*Records*.
┌──

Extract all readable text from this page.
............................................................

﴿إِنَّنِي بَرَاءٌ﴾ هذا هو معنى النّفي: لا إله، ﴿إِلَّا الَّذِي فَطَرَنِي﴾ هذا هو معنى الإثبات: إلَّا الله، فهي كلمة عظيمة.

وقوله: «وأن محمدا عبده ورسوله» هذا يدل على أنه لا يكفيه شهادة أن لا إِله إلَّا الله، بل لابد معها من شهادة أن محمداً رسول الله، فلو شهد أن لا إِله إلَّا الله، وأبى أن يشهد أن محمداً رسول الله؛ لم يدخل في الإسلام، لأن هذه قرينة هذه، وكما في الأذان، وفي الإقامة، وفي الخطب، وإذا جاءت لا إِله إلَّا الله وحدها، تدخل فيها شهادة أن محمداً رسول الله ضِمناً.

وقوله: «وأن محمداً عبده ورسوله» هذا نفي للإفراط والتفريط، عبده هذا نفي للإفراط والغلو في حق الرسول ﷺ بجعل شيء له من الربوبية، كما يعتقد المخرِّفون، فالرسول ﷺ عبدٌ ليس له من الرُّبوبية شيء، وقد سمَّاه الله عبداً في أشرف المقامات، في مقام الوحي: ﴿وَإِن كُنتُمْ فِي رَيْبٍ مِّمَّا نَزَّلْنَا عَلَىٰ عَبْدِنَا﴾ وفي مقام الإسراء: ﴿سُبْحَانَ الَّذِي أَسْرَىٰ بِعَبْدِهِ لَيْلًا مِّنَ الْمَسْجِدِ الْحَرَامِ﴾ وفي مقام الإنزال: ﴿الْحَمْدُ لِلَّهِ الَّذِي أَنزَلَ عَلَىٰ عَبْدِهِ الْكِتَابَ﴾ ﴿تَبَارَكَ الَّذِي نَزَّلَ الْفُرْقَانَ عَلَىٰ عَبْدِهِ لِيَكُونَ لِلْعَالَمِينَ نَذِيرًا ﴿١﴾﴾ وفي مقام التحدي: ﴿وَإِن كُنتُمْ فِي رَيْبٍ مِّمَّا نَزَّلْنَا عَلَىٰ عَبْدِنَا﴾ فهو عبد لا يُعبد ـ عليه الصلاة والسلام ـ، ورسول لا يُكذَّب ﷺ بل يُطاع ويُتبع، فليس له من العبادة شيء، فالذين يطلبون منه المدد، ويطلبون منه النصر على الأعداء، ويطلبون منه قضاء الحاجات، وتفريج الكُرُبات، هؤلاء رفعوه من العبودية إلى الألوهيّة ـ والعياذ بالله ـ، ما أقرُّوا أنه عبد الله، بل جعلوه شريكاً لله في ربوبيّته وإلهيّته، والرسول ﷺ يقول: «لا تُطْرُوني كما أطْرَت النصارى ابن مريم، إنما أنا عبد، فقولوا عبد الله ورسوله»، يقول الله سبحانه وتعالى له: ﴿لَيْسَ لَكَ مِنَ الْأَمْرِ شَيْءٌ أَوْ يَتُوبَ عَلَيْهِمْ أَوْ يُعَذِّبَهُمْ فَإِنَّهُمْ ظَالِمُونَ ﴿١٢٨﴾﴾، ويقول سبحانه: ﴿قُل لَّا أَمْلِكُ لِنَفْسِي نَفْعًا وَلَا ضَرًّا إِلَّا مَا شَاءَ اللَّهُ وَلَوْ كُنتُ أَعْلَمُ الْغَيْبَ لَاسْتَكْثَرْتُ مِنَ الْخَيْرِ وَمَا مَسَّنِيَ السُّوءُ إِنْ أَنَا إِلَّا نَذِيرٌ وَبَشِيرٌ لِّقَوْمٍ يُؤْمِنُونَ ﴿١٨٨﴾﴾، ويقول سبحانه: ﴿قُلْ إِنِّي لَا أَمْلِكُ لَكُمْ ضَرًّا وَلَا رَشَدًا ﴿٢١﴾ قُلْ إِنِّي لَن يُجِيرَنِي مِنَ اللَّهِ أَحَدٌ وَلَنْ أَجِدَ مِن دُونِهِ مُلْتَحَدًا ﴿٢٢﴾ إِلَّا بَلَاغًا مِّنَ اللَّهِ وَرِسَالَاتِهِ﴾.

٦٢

└──

*Stated exercise*.
Copy out the whole listing exactly as written.

*Full solution*.
Extract all readable text from this page.
............................................................

﴿إِنَّنِي بَرَاءٌ﴾ هذا هو معنى النّفي: لا إله، ﴿إِلَّا الَّذِي فَطَرَنِي﴾ هذا هو معنى الإثبات: إلَّا الله، فهي كلمة عظيمة.

وقوله: «وأن محمدا عبده ورسوله» هذا يدل على أنه لا يكفيه شهادة أن لا إِله إلَّا الله، بل لابد معها من شهادة أن محمداً رسول الله، فلو شهد أن لا إِله إلَّا الله، وأبى أن يشهد أن محمداً رسول الله؛ لم يدخل في الإسلام، لأن هذه قرينة هذه، وكما في الأذان، وفي الإقامة، وفي الخطب، وإذا جاءت لا إِله إلَّا الله وحدها، تدخل فيها شهادة أن محمداً رسول الله ضِمناً.

وقوله: «وأن محمداً عبده ورسوله» هذا نفي للإفراط والتفريط، عبده هذا نفي للإفراط والغلو في حق الرسول ﷺ بجعل شيء له من الربوبية، كما يعتقد المخرِّفون، فالرسول ﷺ عبدٌ ليس له من الرُّبوبية شيء، وقد سمَّاه الله عبداً في أشرف المقامات، في مقام الوحي: ﴿وَإِن كُنتُمْ فِي رَيْبٍ مِّمَّا نَزَّلْنَا عَلَىٰ عَبْدِنَا﴾ وفي مقام الإسراء: ﴿سُبْحَانَ الَّذِي أَسْرَىٰ بِعَبْدِهِ لَيْلًا مِّنَ الْمَسْجِدِ الْحَرَامِ﴾ وفي مقام الإنزال: ﴿الْحَمْدُ لِلَّهِ الَّذِي أَنزَلَ عَلَىٰ عَبْدِهِ الْكِتَابَ﴾ ﴿تَبَارَكَ الَّذِي نَزَّلَ الْفُرْقَانَ عَلَىٰ عَبْدِهِ لِيَكُونَ لِلْعَالَمِينَ نَذِيرًا ﴿١﴾﴾ وفي مقام التحدي: ﴿وَإِن كُنتُمْ فِي رَيْبٍ مِّمَّا نَزَّلْنَا عَلَىٰ عَبْدِنَا﴾ فهو عبد لا يُعبد ـ عليه الصلاة والسلام ـ، ورسول لا يُكذَّب ﷺ بل يُطاع ويُتبع، فليس له من العبادة شيء، فالذين يطلبون منه المدد، ويطلبون منه النصر على الأعداء، ويطلبون منه قضاء الحاجات، وتفريج الكُرُبات، هؤلاء رفعوه من العبودية إلى الألوهيّة ـ والعياذ بالله ـ، ما أقرُّوا أنه عبد الله، بل جعلوه شريكاً لله في ربوبيّته وإلهيّته، والرسول ﷺ يقول: «لا تُطْرُوني كما أطْرَت النصارى ابن مريم، إنما أنا عبد، فقولوا عبد الله ورسوله»، يقول الله سبحانه وتعالى له: ﴿لَيْسَ لَكَ مِنَ الْأَمْرِ شَيْءٌ أَوْ يَتُوبَ عَلَيْهِمْ أَوْ يُعَذِّبَهُمْ فَإِنَّهُمْ ظَالِمُونَ ﴿١٢٨﴾﴾، ويقول سبحانه: ﴿قُل لَّا أَمْلِكُ لِنَفْسِي نَفْعًا وَلَا ضَرًّا إِلَّا مَا شَاءَ اللَّهُ وَلَوْ كُنتُ أَعْلَمُ الْغَيْبَ لَاسْتَكْثَرْتُ مِنَ الْخَيْرِ وَمَا مَسَّنِيَ السُّوءُ إِنْ أَنَا إِلَّا نَذِيرٌ وَبَشِيرٌ لِّقَوْمٍ يُؤْمِنُونَ ﴿١٨٨﴾﴾، ويقول سبحانه: ﴿قُلْ إِنِّي لَا أَمْلِكُ لَكُمْ ضَرًّا وَلَا رَشَدًا ﴿٢١﴾ قُلْ إِنِّي لَن يُجِيرَنِي مِنَ اللَّهِ أَحَدٌ وَلَنْ أَجِدَ مِن دُونِهِ مُلْتَحَدًا ﴿٢٢﴾ إِلَّا بَلَاغًا مِّنَ اللَّهِ وَرِسَالَاتِهِ﴾.

٦٢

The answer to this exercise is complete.